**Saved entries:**
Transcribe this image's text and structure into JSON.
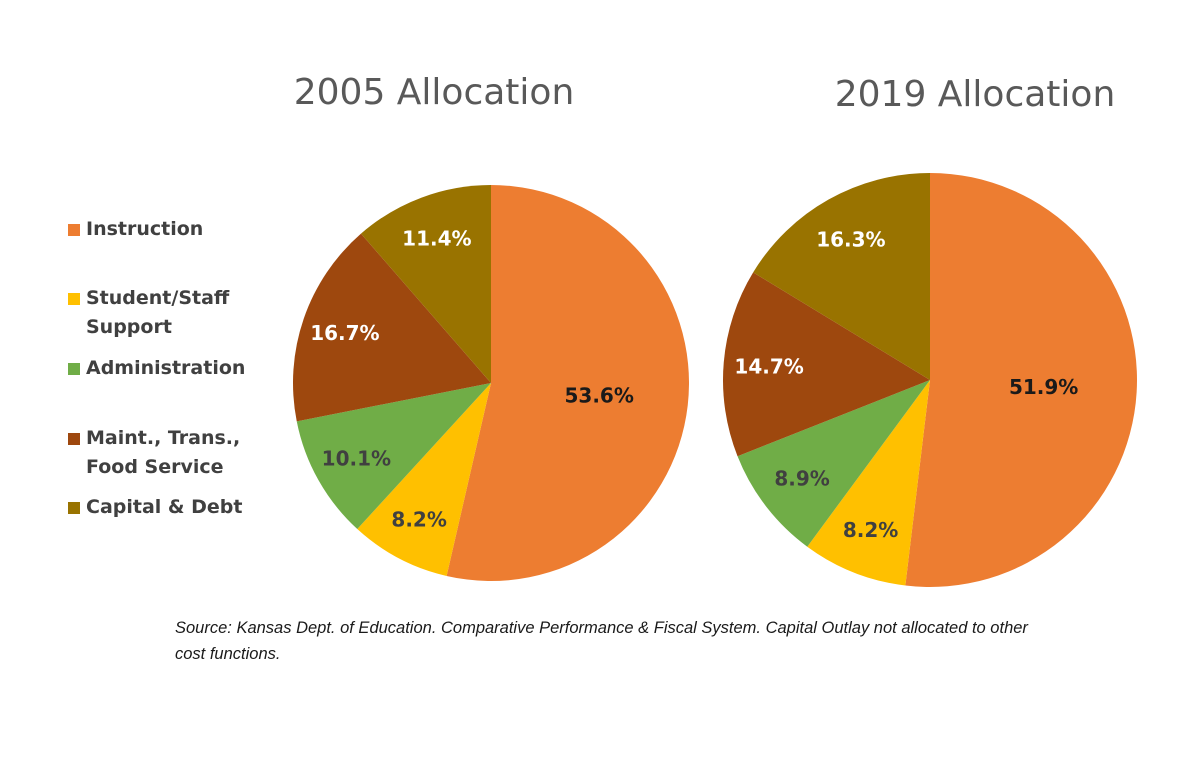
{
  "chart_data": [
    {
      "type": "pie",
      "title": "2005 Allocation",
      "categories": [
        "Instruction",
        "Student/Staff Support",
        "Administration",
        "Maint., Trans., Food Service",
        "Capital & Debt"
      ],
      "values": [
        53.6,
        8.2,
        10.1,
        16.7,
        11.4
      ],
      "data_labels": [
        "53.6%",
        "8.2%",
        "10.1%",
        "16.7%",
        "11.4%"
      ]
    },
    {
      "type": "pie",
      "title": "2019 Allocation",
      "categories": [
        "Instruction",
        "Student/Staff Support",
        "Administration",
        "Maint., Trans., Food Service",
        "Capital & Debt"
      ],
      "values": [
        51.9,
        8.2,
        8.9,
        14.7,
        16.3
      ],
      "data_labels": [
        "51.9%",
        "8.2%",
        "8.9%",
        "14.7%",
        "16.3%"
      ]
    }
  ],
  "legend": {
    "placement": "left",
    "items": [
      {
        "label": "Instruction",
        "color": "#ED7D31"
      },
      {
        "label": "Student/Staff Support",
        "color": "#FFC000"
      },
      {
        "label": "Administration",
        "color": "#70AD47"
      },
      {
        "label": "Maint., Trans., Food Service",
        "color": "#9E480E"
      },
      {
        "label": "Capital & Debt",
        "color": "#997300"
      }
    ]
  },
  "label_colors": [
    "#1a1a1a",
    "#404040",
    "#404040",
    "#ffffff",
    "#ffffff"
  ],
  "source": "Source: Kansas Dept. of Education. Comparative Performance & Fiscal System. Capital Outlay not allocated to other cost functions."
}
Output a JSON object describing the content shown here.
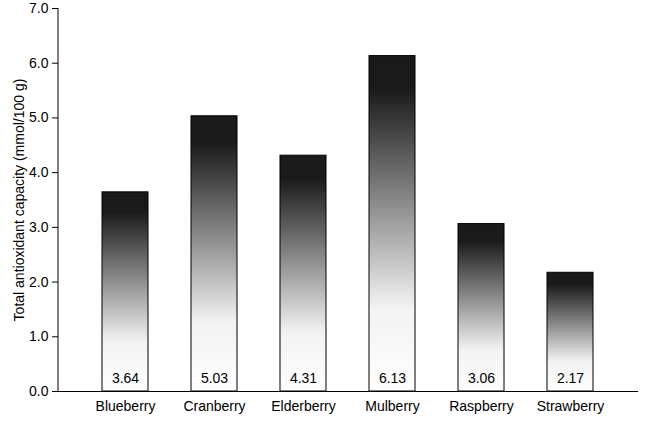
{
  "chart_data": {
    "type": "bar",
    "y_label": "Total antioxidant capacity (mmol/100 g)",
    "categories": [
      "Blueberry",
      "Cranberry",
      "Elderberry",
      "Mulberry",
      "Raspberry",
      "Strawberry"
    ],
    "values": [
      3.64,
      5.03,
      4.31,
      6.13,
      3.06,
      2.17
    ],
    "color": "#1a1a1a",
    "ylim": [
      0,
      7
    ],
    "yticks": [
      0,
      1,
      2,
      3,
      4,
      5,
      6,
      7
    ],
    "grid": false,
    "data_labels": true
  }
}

**Task to complete:** Find every line in the listing that holds the string "title", then say how many there are as a bare number.

**Output for this exercise:** 2